__Objective__.
Exactly repeat the full listing that follows.

····················

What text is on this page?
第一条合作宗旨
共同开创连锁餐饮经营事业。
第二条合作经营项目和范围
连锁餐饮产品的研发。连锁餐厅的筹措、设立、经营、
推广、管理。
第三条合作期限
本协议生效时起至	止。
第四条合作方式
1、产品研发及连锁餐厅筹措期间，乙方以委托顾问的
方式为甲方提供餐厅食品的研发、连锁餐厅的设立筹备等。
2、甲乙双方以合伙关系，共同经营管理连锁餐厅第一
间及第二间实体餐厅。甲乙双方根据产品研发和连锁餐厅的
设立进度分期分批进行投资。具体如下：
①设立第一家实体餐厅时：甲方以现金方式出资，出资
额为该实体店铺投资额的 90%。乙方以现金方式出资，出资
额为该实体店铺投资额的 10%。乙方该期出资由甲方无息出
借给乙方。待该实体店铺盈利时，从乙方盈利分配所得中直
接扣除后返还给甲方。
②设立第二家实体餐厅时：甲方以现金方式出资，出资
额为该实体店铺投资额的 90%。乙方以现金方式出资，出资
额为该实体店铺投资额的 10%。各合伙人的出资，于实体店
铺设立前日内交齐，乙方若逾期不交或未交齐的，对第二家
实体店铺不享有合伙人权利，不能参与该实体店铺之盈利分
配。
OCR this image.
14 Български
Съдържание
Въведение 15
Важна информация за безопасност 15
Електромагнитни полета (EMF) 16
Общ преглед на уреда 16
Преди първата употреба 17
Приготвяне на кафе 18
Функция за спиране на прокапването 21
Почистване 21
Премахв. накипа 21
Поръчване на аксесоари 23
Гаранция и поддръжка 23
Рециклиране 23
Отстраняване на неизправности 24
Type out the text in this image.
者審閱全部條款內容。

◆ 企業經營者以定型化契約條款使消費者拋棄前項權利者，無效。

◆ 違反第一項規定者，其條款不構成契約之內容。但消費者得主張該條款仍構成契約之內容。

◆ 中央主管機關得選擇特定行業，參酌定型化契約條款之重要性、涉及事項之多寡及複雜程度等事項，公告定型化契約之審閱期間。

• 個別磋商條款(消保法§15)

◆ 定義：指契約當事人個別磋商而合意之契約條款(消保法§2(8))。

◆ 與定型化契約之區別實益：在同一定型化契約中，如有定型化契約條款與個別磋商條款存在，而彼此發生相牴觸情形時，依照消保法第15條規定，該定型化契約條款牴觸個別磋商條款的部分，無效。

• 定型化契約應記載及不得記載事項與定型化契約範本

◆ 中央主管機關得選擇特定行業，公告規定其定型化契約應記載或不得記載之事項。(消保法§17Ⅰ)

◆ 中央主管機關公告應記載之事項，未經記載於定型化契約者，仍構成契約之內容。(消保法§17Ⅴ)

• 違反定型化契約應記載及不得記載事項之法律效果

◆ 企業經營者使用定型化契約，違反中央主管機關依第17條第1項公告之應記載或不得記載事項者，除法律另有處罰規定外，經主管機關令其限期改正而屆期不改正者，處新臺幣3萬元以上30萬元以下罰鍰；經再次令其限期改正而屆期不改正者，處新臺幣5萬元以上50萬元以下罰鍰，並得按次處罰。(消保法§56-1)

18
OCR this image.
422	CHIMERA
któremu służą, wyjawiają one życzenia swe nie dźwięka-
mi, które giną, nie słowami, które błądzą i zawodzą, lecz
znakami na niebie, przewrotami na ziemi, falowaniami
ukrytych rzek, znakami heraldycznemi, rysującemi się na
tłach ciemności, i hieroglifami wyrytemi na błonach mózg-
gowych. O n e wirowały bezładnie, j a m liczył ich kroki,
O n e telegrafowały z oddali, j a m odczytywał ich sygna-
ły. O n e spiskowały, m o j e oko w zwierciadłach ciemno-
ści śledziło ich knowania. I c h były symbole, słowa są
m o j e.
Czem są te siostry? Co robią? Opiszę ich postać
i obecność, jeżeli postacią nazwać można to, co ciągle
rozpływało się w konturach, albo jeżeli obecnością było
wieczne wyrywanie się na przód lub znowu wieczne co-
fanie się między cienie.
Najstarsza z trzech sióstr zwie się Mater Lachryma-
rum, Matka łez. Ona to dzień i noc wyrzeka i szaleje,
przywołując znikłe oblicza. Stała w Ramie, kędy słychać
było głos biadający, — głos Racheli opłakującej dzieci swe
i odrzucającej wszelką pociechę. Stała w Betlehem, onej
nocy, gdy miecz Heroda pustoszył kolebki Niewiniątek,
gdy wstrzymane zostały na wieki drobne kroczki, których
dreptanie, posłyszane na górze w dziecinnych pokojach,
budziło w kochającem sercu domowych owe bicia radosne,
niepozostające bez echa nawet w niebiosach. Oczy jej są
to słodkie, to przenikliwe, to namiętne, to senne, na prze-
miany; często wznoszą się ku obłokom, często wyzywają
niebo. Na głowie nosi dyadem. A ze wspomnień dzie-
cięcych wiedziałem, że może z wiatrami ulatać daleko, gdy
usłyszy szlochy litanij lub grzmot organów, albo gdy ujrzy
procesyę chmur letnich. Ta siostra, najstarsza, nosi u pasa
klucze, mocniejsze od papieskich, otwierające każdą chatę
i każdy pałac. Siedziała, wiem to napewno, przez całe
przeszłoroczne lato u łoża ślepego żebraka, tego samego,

····················

__Result below__.
What text is on this page?
第一条合作宗旨
共同开创连锁餐饮经营事业。
第二条合作经营项目和范围
连锁餐饮产品的研发。连锁餐厅的筹措、设立、经营、
推广、管理。
第三条合作期限
本协议生效时起至	止。
第四条合作方式
1、产品研发及连锁餐厅筹措期间，乙方以委托顾问的
方式为甲方提供餐厅食品的研发、连锁餐厅的设立筹备等。
2、甲乙双方以合伙关系，共同经营管理连锁餐厅第一
间及第二间实体餐厅。甲乙双方根据产品研发和连锁餐厅的
设立进度分期分批进行投资。具体如下：
①设立第一家实体餐厅时：甲方以现金方式出资，出资
额为该实体店铺投资额的 90%。乙方以现金方式出资，出资
额为该实体店铺投资额的 10%。乙方该期出资由甲方无息出
借给乙方。待该实体店铺盈利时，从乙方盈利分配所得中直
接扣除后返还给甲方。
②设立第二家实体餐厅时：甲方以现金方式出资，出资
额为该实体店铺投资额的 90%。乙方以现金方式出资，出资
额为该实体店铺投资额的 10%。各合伙人的出资，于实体店
铺设立前日内交齐，乙方若逾期不交或未交齐的，对第二家
实体店铺不享有合伙人权利，不能参与该实体店铺之盈利分
配。
OCR this image.
14 Български
Съдържание
Въведение 15
Важна информация за безопасност 15
Електромагнитни полета (EMF) 16
Общ преглед на уреда 16
Преди първата употреба 17
Приготвяне на кафе 18
Функция за спиране на прокапването 21
Почистване 21
Премахв. накипа 21
Поръчване на аксесоари 23
Гаранция и поддръжка 23
Рециклиране 23
Отстраняване на неизправности 24
Type out the text in this image.
者審閱全部條款內容。

◆ 企業經營者以定型化契約條款使消費者拋棄前項權利者，無效。

◆ 違反第一項規定者，其條款不構成契約之內容。但消費者得主張該條款仍構成契約之內容。

◆ 中央主管機關得選擇特定行業，參酌定型化契約條款之重要性、涉及事項之多寡及複雜程度等事項，公告定型化契約之審閱期間。

• 個別磋商條款(消保法§15)

◆ 定義：指契約當事人個別磋商而合意之契約條款(消保法§2(8))。

◆ 與定型化契約之區別實益：在同一定型化契約中，如有定型化契約條款與個別磋商條款存在，而彼此發生相牴觸情形時，依照消保法第15條規定，該定型化契約條款牴觸個別磋商條款的部分，無效。

• 定型化契約應記載及不得記載事項與定型化契約範本

◆ 中央主管機關得選擇特定行業，公告規定其定型化契約應記載或不得記載之事項。(消保法§17Ⅰ)

◆ 中央主管機關公告應記載之事項，未經記載於定型化契約者，仍構成契約之內容。(消保法§17Ⅴ)

• 違反定型化契約應記載及不得記載事項之法律效果

◆ 企業經營者使用定型化契約，違反中央主管機關依第17條第1項公告之應記載或不得記載事項者，除法律另有處罰規定外，經主管機關令其限期改正而屆期不改正者，處新臺幣3萬元以上30萬元以下罰鍰；經再次令其限期改正而屆期不改正者，處新臺幣5萬元以上50萬元以下罰鍰，並得按次處罰。(消保法§56-1)

18
OCR this image.
422	CHIMERA
któremu służą, wyjawiają one życzenia swe nie dźwięka-
mi, które giną, nie słowami, które błądzą i zawodzą, lecz
znakami na niebie, przewrotami na ziemi, falowaniami
ukrytych rzek, znakami heraldycznemi, rysującemi się na
tłach ciemności, i hieroglifami wyrytemi na błonach mózg-
gowych. O n e wirowały bezładnie, j a m liczył ich kroki,
O n e telegrafowały z oddali, j a m odczytywał ich sygna-
ły. O n e spiskowały, m o j e oko w zwierciadłach ciemno-
ści śledziło ich knowania. I c h były symbole, słowa są
m o j e.
Czem są te siostry? Co robią? Opiszę ich postać
i obecność, jeżeli postacią nazwać można to, co ciągle
rozpływało się w konturach, albo jeżeli obecnością było
wieczne wyrywanie się na przód lub znowu wieczne co-
fanie się między cienie.
Najstarsza z trzech sióstr zwie się Mater Lachryma-
rum, Matka łez. Ona to dzień i noc wyrzeka i szaleje,
przywołując znikłe oblicza. Stała w Ramie, kędy słychać
było głos biadający, — głos Racheli opłakującej dzieci swe
i odrzucającej wszelką pociechę. Stała w Betlehem, onej
nocy, gdy miecz Heroda pustoszył kolebki Niewiniątek,
gdy wstrzymane zostały na wieki drobne kroczki, których
dreptanie, posłyszane na górze w dziecinnych pokojach,
budziło w kochającem sercu domowych owe bicia radosne,
niepozostające bez echa nawet w niebiosach. Oczy jej są
to słodkie, to przenikliwe, to namiętne, to senne, na prze-
miany; często wznoszą się ku obłokom, często wyzywają
niebo. Na głowie nosi dyadem. A ze wspomnień dzie-
cięcych wiedziałem, że może z wiatrami ulatać daleko, gdy
usłyszy szlochy litanij lub grzmot organów, albo gdy ujrzy
procesyę chmur letnich. Ta siostra, najstarsza, nosi u pasa
klucze, mocniejsze od papieskich, otwierające każdą chatę
i każdy pałac. Siedziała, wiem to napewno, przez całe
przeszłoroczne lato u łoża ślepego żebraka, tego samego,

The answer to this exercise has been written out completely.